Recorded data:
— START —

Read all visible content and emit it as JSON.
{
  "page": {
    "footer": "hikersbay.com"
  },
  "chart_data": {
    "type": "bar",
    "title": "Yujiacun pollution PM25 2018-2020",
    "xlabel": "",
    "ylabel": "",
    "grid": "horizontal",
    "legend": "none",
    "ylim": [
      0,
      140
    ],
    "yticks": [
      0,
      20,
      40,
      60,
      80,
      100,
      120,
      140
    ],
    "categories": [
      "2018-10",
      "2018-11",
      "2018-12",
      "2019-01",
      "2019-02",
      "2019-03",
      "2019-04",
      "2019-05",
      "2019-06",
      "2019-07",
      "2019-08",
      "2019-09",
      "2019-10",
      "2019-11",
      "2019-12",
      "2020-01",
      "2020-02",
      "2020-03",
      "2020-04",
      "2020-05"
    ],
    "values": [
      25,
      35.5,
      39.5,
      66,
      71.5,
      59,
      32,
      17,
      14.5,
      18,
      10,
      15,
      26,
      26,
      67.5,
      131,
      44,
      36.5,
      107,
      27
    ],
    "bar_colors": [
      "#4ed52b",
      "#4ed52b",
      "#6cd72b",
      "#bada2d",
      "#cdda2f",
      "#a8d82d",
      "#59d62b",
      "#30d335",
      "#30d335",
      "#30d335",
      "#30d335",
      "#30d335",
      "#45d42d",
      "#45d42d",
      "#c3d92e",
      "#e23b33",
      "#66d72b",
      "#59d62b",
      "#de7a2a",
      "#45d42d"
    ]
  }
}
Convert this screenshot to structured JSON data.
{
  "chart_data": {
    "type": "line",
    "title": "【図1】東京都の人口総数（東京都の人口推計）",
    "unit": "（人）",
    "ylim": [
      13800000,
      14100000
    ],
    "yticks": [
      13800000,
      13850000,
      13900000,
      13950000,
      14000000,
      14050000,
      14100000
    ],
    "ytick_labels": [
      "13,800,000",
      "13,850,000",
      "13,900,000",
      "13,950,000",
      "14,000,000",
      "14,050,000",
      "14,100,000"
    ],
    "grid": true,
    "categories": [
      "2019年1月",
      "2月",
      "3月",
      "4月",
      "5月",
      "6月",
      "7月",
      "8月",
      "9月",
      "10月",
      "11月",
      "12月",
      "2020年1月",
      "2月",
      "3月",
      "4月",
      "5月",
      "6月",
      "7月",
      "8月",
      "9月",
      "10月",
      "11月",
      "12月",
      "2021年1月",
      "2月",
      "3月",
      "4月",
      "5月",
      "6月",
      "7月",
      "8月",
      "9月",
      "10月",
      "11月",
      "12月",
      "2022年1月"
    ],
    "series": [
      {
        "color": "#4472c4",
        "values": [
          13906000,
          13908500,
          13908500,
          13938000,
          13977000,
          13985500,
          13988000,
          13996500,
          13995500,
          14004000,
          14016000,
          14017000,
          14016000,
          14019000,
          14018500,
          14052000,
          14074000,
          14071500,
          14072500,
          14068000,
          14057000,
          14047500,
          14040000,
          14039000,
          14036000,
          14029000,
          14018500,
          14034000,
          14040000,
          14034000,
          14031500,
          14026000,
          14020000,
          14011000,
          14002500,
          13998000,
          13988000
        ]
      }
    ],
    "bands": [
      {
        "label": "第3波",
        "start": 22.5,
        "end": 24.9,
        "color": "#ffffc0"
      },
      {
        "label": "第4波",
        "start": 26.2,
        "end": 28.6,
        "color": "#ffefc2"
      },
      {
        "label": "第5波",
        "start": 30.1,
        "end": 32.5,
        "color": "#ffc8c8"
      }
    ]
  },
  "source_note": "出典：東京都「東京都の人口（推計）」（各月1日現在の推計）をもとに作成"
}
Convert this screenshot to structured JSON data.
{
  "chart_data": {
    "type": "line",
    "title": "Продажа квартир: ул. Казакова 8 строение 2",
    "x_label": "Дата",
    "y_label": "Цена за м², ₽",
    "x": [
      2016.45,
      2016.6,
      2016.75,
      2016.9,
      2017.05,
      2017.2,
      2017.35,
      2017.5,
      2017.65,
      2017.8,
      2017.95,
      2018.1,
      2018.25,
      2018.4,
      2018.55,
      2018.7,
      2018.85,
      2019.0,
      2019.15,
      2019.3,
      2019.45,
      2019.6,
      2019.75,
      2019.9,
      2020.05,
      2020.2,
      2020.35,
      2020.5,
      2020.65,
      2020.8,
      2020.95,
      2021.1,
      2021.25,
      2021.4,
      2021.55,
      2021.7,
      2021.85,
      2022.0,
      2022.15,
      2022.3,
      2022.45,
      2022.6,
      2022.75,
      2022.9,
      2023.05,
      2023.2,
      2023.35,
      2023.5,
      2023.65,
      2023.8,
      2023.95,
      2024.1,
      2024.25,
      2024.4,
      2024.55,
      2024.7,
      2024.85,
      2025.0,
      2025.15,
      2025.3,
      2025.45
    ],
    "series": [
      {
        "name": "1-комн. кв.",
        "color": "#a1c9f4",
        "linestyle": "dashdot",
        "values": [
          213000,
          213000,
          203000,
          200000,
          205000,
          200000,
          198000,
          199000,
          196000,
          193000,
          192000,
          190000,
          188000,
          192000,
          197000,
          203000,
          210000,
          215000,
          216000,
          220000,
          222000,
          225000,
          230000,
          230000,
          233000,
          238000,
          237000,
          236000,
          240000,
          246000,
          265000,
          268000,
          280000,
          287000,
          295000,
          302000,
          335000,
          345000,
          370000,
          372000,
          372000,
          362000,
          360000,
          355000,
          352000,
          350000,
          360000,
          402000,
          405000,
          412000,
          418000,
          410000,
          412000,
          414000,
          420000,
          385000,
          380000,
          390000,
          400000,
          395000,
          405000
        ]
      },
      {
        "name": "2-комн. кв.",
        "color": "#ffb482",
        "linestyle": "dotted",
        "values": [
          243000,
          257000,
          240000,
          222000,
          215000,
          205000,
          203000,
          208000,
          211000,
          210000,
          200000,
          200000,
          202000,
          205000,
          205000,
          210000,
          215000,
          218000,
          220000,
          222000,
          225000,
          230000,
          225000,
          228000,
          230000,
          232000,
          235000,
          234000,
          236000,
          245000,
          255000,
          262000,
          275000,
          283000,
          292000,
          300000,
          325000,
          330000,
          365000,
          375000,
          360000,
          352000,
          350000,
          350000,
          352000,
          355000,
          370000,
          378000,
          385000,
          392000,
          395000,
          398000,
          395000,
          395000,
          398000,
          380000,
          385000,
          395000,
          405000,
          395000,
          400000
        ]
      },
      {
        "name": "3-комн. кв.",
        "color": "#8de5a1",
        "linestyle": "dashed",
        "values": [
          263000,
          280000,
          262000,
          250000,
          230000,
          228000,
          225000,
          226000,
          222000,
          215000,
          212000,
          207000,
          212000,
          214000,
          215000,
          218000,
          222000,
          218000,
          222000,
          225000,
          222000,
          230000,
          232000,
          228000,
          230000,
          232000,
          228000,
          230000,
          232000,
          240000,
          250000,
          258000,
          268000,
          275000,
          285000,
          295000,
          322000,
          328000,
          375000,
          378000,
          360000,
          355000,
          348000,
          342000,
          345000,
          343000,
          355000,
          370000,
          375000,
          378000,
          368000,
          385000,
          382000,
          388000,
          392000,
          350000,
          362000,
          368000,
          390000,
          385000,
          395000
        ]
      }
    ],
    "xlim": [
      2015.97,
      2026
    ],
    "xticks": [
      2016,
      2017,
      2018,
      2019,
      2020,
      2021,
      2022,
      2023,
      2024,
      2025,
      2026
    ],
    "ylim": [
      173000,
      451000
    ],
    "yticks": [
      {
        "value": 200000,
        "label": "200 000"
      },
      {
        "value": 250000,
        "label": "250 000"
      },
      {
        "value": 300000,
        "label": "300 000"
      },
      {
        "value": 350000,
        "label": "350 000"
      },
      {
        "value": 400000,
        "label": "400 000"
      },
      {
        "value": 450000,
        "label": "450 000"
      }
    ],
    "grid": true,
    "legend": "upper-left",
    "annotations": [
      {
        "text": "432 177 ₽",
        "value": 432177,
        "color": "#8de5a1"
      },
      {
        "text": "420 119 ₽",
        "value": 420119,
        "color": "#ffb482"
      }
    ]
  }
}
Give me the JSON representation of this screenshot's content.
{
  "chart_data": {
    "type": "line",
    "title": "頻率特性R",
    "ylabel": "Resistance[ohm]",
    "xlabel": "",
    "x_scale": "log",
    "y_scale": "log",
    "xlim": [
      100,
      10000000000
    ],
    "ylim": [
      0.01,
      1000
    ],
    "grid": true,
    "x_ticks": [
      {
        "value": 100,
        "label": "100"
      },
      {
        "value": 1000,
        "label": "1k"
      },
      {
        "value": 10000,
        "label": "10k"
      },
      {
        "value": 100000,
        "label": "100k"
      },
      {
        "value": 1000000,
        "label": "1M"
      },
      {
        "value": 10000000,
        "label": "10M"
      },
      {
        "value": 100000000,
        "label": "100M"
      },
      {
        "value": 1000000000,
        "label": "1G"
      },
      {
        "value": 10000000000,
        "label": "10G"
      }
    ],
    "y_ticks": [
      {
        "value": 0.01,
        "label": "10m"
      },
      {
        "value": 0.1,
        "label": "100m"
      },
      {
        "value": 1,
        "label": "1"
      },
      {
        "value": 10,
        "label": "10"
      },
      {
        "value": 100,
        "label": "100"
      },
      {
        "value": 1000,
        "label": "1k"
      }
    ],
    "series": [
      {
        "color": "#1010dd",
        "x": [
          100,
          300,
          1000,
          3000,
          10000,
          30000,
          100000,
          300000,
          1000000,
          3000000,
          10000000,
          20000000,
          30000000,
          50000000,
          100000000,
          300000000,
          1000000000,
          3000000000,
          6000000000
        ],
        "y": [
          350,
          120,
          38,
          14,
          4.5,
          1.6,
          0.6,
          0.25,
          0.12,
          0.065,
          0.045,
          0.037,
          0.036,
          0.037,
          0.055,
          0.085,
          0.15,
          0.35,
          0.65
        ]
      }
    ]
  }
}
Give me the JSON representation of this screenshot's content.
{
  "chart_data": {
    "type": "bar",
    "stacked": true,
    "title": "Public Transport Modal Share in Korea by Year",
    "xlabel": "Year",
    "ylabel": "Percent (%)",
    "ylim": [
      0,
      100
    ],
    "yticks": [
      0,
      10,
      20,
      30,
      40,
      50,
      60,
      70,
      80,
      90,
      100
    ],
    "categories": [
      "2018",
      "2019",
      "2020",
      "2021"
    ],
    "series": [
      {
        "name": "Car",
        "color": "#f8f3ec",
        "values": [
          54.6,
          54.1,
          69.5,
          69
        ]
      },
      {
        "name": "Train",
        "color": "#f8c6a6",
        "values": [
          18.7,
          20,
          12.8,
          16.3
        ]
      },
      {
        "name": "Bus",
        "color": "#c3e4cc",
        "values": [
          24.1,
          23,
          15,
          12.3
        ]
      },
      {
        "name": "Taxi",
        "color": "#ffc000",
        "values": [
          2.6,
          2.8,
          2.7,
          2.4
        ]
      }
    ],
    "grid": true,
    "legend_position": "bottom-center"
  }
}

— END —

TASK STATEMENT: Only lines that contain the word "комн" are wanted; copy each of them.

TASK RESPONSE:
        "name": "1-комн. кв.",
        "name": "2-комн. кв.",
        "name": "3-комн. кв.",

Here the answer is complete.